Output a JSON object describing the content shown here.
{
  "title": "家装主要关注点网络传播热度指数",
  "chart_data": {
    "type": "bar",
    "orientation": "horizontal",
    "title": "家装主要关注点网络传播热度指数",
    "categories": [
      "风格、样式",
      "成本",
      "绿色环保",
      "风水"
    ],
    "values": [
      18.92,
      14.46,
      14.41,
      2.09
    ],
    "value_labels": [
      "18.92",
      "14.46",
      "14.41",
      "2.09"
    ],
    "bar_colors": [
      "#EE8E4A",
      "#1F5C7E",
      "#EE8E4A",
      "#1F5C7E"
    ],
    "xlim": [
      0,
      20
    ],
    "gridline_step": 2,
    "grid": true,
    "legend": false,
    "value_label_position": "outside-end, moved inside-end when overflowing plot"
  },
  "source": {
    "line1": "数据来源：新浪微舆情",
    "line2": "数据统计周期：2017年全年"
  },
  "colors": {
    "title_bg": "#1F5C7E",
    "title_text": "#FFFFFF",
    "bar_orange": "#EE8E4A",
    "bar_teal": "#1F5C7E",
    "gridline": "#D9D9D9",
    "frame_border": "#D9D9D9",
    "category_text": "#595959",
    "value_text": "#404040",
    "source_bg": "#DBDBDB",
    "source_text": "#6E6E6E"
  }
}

• [SET PROBLEM] Reproduce each line of the material above precisely.

• [EXERCISE OUTPUT]
Output a JSON object describing the content shown here.
{
  "title": "家装主要关注点网络传播热度指数",
  "chart_data": {
    "type": "bar",
    "orientation": "horizontal",
    "title": "家装主要关注点网络传播热度指数",
    "categories": [
      "风格、样式",
      "成本",
      "绿色环保",
      "风水"
    ],
    "values": [
      18.92,
      14.46,
      14.41,
      2.09
    ],
    "value_labels": [
      "18.92",
      "14.46",
      "14.41",
      "2.09"
    ],
    "bar_colors": [
      "#EE8E4A",
      "#1F5C7E",
      "#EE8E4A",
      "#1F5C7E"
    ],
    "xlim": [
      0,
      20
    ],
    "gridline_step": 2,
    "grid": true,
    "legend": false,
    "value_label_position": "outside-end, moved inside-end when overflowing plot"
  },
  "source": {
    "line1": "数据来源：新浪微舆情",
    "line2": "数据统计周期：2017年全年"
  },
  "colors": {
    "title_bg": "#1F5C7E",
    "title_text": "#FFFFFF",
    "bar_orange": "#EE8E4A",
    "bar_teal": "#1F5C7E",
    "gridline": "#D9D9D9",
    "frame_border": "#D9D9D9",
    "category_text": "#595959",
    "value_text": "#404040",
    "source_bg": "#DBDBDB",
    "source_text": "#6E6E6E"
  }
}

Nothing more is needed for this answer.